RECORD EXTRACTS.
+--

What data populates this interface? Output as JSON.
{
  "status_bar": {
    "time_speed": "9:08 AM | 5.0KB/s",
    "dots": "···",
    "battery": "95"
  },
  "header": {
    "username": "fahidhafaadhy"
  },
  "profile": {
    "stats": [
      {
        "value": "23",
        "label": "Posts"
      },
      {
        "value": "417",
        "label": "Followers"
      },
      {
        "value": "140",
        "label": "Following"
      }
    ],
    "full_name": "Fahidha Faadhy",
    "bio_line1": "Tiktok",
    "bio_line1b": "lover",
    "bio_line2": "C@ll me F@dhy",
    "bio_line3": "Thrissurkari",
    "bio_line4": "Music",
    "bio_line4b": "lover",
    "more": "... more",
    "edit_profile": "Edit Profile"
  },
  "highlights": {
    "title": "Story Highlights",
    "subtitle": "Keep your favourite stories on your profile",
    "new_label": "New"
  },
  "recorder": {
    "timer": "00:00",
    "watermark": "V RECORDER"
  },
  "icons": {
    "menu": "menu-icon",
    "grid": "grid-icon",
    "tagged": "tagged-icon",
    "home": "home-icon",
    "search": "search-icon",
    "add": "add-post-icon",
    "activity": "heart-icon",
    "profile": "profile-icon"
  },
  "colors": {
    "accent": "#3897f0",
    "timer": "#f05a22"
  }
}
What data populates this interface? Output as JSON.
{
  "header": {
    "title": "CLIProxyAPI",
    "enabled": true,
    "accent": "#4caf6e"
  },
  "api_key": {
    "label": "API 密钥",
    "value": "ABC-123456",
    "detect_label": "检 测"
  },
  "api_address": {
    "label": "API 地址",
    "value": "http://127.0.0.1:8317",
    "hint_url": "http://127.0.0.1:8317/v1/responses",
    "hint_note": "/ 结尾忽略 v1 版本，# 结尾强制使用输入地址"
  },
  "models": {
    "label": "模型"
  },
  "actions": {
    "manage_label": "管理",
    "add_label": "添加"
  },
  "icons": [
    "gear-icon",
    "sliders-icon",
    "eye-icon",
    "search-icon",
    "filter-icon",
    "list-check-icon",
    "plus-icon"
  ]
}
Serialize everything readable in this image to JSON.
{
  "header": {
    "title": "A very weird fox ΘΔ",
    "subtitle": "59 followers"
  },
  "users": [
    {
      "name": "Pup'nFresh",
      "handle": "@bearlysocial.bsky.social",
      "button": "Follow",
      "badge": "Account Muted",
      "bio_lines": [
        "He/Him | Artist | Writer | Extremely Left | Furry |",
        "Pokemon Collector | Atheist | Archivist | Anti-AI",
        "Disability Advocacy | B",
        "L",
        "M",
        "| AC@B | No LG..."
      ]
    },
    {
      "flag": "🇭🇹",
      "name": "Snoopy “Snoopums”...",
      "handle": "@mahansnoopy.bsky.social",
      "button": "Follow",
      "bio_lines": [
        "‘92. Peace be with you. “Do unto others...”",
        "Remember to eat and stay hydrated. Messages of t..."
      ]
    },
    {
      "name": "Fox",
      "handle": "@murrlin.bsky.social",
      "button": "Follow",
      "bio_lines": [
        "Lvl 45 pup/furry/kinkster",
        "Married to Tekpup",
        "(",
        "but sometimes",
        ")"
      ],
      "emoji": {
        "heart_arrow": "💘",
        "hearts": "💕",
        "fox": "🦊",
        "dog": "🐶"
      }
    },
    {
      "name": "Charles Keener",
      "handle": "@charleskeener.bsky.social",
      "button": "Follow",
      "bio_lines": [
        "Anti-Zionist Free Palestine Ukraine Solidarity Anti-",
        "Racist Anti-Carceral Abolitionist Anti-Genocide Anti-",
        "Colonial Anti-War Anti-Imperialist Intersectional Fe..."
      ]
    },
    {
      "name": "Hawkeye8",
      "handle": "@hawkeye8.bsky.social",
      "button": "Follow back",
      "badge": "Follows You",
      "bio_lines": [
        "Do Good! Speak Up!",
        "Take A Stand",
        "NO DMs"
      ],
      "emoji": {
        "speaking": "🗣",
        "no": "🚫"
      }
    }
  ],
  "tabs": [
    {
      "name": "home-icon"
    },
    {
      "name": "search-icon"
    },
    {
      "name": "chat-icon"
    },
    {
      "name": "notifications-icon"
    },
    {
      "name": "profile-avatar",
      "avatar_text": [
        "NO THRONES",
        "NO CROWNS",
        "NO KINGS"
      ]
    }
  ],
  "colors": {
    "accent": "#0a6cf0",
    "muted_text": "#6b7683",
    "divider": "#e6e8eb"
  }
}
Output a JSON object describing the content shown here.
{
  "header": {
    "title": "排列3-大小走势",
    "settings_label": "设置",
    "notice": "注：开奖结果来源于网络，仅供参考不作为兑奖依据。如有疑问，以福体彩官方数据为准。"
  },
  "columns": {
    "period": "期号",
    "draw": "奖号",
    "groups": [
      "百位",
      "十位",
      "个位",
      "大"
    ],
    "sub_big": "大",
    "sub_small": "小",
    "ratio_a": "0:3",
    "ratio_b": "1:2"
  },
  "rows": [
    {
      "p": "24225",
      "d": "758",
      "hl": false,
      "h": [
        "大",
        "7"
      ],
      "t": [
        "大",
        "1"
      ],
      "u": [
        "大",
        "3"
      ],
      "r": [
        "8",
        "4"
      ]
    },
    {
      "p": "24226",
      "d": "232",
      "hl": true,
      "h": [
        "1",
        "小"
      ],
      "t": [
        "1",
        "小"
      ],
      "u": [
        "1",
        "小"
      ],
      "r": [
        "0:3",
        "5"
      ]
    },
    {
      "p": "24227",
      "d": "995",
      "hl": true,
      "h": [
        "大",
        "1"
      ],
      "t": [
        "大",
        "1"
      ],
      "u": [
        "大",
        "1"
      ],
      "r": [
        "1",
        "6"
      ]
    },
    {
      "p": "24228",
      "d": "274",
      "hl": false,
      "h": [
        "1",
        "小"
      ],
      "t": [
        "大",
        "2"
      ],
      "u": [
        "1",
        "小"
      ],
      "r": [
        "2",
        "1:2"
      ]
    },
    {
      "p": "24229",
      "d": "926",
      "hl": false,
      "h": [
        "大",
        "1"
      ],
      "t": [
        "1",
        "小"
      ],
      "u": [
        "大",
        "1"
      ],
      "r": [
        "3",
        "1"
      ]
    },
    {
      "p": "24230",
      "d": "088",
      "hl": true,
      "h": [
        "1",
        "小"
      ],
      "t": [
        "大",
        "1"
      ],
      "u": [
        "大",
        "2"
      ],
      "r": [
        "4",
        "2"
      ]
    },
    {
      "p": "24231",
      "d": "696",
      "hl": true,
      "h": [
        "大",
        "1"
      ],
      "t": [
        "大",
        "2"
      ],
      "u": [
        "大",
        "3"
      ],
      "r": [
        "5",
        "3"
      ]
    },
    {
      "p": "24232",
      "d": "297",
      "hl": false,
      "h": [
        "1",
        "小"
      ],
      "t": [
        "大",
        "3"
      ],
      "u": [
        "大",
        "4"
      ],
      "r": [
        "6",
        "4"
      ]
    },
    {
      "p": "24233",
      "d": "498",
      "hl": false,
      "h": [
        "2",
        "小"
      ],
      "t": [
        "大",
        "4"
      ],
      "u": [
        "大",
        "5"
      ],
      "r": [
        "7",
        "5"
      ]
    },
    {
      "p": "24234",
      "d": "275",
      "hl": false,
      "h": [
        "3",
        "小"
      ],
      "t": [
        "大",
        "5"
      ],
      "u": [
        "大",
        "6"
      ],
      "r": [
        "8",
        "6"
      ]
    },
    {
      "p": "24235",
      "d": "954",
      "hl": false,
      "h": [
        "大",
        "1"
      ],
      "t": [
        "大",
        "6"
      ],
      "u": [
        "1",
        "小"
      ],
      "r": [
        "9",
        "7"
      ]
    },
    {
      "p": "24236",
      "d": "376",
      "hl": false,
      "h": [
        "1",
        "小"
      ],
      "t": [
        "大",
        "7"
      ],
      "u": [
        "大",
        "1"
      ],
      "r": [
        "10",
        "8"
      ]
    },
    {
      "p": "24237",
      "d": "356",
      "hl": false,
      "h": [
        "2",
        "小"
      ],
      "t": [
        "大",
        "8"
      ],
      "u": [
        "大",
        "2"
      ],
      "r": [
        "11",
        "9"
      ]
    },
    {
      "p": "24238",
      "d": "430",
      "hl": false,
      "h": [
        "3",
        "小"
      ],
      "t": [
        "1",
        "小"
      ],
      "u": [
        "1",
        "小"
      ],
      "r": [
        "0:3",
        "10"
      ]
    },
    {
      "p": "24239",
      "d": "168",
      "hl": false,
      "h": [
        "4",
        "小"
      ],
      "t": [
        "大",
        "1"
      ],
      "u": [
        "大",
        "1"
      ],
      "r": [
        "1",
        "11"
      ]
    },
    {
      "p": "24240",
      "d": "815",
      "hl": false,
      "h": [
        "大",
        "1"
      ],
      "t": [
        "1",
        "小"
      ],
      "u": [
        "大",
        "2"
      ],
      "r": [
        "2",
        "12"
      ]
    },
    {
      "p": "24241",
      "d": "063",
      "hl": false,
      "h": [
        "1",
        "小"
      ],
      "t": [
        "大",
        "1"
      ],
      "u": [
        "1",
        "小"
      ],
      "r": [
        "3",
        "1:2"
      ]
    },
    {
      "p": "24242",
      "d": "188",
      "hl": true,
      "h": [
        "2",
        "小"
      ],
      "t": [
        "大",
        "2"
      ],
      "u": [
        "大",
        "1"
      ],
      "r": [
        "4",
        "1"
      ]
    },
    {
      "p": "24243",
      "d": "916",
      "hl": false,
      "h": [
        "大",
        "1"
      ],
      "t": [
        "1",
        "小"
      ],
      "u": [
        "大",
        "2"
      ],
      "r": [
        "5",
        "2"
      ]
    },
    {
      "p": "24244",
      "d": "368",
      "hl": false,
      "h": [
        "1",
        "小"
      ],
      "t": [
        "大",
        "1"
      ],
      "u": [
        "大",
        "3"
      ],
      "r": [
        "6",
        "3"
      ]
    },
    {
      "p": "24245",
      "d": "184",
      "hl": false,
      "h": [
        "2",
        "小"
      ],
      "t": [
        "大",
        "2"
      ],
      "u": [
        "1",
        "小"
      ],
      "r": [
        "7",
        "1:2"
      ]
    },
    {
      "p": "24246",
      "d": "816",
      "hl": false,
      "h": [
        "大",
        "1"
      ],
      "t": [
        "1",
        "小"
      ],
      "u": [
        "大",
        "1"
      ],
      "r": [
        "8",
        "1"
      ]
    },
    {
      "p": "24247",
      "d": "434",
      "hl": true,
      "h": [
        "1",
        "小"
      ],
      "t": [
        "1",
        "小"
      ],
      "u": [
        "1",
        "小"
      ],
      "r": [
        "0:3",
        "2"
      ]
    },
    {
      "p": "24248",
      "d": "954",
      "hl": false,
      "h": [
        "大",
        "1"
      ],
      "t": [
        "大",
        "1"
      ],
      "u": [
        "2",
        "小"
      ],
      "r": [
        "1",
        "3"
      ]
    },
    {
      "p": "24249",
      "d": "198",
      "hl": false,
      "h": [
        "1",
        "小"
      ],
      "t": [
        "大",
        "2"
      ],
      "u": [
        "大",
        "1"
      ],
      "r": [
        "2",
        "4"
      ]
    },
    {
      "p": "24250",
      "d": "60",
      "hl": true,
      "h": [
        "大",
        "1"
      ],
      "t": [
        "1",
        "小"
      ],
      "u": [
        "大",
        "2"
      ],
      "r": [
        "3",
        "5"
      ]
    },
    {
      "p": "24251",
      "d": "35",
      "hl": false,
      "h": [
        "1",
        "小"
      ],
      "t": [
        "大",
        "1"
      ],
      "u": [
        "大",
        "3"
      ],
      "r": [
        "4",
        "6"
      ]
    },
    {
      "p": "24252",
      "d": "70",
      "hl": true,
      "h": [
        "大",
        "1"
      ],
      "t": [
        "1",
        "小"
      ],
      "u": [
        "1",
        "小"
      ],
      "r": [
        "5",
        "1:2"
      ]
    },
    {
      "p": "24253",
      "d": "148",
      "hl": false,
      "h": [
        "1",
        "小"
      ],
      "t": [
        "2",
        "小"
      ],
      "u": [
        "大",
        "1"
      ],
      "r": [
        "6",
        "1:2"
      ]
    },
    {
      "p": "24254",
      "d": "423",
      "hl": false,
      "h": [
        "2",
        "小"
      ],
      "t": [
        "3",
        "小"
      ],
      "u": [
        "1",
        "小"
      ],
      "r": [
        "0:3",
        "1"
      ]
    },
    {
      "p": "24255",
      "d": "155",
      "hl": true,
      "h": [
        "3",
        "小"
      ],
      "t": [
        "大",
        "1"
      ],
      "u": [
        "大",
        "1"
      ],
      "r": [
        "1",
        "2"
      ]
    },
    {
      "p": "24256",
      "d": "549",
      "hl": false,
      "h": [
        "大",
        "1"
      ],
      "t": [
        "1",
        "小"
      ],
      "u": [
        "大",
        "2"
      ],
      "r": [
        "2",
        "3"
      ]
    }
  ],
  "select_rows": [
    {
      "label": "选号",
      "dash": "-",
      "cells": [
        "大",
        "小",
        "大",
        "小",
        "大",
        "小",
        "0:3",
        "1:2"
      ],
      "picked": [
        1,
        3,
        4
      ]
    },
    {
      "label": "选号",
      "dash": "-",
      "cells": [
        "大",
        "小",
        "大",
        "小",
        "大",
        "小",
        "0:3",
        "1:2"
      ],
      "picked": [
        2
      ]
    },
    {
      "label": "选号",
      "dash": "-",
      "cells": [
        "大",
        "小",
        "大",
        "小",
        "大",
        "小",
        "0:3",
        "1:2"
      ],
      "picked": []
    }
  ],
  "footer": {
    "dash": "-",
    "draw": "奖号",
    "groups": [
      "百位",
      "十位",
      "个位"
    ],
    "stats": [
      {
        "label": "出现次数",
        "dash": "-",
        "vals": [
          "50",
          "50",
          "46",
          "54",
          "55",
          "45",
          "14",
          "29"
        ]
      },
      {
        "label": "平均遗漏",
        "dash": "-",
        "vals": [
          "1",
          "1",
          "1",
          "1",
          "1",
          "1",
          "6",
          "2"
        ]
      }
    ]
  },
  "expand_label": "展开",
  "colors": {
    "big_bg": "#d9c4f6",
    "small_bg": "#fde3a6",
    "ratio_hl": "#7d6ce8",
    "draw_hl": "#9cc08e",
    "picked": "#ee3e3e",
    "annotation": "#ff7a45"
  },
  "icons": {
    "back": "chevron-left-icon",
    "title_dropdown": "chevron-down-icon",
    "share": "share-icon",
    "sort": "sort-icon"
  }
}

+--

WRITTEN EXERCISE.
Where a line in the material contains "back", copy that line.

COMPLETE RESPONSE.
      "button": "Follow back",
    "back": "chevron-left-icon",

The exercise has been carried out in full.